= RECORDS FOR THIS TASK =
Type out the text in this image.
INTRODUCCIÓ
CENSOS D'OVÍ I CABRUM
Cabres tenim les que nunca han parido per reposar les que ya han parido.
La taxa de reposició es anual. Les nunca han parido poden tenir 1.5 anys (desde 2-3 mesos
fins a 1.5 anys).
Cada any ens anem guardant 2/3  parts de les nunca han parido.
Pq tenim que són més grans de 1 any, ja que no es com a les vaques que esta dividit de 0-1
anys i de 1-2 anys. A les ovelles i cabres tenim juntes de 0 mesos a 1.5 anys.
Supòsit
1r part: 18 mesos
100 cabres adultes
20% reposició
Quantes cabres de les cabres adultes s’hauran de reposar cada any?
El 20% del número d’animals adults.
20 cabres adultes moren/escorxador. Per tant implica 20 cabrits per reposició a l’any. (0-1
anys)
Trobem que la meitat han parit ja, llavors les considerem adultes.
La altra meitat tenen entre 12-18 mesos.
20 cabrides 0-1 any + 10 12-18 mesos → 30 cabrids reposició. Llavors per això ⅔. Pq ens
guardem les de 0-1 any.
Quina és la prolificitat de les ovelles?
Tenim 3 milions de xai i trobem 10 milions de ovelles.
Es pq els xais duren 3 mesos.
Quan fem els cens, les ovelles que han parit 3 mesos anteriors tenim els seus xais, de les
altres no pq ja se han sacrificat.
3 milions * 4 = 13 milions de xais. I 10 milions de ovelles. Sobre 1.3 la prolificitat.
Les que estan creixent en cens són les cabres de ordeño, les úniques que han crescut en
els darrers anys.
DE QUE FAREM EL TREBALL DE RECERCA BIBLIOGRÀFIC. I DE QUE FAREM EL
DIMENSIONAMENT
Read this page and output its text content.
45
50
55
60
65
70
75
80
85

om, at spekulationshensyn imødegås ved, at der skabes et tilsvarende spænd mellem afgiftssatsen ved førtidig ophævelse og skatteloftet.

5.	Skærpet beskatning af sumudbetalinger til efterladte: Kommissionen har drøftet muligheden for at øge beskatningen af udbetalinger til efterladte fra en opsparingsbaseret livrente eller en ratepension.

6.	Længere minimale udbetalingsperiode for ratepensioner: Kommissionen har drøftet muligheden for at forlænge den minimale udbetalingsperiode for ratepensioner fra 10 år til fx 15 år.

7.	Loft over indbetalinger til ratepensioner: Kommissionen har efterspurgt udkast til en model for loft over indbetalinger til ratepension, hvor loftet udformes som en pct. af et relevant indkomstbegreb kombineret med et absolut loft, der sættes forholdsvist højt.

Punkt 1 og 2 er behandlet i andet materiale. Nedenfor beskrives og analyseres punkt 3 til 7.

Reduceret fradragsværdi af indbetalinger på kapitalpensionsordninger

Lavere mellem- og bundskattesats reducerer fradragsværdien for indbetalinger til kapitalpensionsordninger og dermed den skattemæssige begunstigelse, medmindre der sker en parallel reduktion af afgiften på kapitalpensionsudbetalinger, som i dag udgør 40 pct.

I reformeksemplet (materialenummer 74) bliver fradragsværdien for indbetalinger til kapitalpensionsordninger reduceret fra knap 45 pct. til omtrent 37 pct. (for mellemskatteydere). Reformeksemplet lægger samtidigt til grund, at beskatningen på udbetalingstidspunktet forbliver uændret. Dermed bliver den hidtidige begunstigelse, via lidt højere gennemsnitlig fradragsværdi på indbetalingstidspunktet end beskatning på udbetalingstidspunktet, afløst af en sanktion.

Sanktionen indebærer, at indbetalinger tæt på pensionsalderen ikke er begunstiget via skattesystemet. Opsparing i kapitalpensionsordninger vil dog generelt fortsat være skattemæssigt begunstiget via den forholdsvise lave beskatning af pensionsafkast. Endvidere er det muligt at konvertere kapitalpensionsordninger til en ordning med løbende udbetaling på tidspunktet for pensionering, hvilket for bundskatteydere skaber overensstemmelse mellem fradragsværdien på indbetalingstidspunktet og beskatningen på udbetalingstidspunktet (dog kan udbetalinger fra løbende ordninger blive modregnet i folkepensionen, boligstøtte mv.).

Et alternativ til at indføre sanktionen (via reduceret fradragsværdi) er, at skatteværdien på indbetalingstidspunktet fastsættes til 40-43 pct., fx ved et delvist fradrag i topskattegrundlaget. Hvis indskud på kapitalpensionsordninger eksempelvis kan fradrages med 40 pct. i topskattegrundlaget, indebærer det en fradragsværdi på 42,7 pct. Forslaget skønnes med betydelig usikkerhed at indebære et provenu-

* * *

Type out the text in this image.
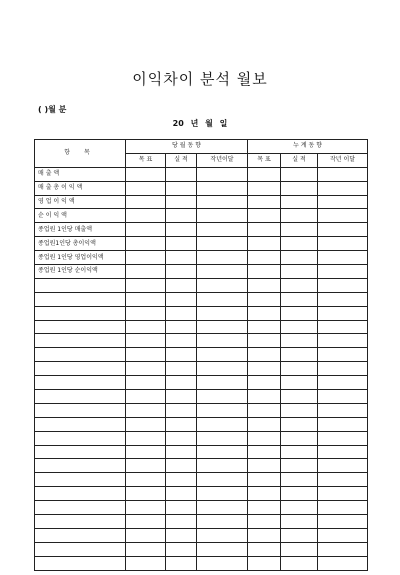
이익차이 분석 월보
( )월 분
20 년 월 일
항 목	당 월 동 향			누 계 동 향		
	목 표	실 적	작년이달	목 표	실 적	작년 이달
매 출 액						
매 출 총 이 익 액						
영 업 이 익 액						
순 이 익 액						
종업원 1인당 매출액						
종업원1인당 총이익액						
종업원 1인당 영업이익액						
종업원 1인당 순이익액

= WHAT YOU ARE ASKED TO DO =
Each line above that holds the string "reposició" should be copied and shown.

= FULL RESPONSE =
La taxa de reposició es anual. Les nunca han parido poden tenir 1.5 anys (desde 2-3 mesos
20% reposició
20 cabres adultes moren/escorxador. Per tant implica 20 cabrits per reposició a l’any. (0-1
20 cabrides 0-1 any + 10 12-18 mesos → 30 cabrids reposició. Llavors per això ⅔. Pq ens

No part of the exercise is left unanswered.